* begin *

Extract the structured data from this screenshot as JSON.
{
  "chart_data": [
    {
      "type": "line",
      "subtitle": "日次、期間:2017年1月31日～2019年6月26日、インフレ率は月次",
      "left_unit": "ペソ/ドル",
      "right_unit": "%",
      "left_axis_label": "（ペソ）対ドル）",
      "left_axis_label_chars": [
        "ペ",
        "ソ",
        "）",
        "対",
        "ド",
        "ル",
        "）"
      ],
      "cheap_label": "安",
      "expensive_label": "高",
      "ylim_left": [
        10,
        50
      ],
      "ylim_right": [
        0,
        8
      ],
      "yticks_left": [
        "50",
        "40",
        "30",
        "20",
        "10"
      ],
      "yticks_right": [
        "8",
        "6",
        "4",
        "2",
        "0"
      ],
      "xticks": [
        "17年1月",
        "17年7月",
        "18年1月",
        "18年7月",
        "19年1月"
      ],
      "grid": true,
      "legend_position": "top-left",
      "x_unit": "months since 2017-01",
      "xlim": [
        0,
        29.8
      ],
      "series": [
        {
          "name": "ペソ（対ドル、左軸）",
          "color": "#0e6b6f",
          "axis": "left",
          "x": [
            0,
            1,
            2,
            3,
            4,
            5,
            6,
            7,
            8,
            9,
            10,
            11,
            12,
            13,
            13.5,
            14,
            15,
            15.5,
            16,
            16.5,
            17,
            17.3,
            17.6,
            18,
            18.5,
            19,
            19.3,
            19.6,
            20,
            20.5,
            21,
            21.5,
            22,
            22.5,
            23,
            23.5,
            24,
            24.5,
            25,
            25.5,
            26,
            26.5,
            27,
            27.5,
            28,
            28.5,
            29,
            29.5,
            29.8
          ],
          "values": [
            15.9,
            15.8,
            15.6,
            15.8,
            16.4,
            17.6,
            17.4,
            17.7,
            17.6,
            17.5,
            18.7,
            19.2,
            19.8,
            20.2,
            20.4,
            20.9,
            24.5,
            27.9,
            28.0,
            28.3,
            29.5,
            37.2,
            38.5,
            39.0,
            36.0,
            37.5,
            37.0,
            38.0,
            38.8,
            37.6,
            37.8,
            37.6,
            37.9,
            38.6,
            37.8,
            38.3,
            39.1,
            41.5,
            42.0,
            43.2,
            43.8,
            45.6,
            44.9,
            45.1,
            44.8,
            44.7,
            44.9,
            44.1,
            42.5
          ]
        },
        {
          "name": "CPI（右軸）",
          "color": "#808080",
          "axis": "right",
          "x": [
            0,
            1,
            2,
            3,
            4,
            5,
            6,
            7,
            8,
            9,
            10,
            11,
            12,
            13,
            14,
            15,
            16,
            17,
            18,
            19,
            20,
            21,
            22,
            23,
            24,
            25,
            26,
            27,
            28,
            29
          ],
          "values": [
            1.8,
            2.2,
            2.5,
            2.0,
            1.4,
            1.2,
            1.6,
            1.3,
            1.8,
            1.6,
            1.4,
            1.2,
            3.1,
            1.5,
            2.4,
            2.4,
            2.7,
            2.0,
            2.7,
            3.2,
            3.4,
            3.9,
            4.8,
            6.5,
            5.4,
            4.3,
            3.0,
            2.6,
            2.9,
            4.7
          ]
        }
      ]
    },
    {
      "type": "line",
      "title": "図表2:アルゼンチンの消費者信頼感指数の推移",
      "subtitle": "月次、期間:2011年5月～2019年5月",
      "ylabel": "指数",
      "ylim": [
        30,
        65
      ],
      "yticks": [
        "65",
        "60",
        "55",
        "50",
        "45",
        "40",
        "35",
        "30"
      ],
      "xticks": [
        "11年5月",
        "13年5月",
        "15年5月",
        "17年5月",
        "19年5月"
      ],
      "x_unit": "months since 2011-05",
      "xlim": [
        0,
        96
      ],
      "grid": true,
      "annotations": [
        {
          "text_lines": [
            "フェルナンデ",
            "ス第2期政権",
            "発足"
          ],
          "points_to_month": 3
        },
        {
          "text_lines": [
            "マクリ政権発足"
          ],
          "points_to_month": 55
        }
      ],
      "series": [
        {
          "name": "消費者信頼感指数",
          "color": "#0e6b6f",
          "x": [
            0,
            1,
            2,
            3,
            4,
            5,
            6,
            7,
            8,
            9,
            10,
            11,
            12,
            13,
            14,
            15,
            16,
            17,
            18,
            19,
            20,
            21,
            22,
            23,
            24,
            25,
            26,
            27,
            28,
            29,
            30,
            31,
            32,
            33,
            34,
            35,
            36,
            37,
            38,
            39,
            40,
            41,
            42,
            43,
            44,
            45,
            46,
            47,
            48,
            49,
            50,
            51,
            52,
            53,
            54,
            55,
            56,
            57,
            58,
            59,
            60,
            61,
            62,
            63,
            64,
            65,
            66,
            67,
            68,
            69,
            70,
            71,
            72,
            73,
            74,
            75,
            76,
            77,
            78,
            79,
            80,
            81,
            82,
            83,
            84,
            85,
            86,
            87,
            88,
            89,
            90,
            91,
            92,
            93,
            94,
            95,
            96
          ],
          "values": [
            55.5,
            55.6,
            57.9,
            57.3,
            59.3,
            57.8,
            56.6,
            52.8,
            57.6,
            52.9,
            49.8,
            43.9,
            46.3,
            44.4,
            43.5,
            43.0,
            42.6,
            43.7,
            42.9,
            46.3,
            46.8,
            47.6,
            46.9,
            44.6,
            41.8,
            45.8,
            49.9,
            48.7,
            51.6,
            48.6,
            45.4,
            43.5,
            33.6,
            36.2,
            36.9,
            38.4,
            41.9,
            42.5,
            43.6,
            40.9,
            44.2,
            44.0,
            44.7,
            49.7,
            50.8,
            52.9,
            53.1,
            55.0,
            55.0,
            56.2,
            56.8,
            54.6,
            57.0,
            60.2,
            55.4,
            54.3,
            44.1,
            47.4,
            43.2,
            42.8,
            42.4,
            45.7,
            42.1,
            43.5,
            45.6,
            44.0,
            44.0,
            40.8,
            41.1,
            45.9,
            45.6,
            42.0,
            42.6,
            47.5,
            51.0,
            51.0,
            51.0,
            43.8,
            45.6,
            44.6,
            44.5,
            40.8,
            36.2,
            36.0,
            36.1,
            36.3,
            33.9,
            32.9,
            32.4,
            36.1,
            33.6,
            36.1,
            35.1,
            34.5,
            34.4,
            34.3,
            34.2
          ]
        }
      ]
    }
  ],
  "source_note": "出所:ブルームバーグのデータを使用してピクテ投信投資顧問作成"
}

* end *
* begin *

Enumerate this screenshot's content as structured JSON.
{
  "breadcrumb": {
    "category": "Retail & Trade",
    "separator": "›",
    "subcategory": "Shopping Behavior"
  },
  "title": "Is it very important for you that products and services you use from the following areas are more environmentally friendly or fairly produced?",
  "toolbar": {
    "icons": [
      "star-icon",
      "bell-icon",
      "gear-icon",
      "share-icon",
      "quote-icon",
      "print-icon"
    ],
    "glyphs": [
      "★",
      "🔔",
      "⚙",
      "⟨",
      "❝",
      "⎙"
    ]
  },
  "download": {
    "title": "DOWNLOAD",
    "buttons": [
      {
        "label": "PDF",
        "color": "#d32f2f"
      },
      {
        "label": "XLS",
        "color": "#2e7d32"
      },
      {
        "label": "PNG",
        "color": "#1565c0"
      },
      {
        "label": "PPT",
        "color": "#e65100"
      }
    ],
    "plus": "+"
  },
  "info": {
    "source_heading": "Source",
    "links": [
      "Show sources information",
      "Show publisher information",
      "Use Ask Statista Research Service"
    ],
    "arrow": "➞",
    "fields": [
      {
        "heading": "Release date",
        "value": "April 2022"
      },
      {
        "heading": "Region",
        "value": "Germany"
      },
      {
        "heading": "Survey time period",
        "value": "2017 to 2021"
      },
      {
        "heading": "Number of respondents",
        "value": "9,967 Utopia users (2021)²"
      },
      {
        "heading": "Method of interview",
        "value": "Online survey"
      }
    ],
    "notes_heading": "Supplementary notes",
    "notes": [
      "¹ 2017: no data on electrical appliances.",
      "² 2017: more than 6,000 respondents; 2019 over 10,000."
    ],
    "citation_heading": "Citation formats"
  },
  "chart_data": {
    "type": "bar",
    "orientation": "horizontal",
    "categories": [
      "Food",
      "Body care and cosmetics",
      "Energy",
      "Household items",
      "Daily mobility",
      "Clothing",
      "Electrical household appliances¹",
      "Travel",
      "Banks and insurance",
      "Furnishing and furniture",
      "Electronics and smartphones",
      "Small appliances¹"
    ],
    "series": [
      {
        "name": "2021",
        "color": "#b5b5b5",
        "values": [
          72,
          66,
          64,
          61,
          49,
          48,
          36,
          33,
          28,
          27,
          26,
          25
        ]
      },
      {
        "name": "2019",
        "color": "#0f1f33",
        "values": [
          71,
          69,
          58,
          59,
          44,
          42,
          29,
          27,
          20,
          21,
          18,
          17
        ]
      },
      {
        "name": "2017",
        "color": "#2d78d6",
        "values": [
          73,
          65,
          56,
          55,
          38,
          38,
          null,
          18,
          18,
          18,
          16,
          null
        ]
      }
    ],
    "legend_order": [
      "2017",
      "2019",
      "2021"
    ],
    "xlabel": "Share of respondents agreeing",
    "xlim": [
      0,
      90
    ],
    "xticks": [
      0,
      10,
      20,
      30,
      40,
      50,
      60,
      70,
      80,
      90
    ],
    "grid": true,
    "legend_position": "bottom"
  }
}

* end *

Within the data above, pick out all lines holding the word "Show".

● **The output**:
      "Show sources information",
      "Show publisher information",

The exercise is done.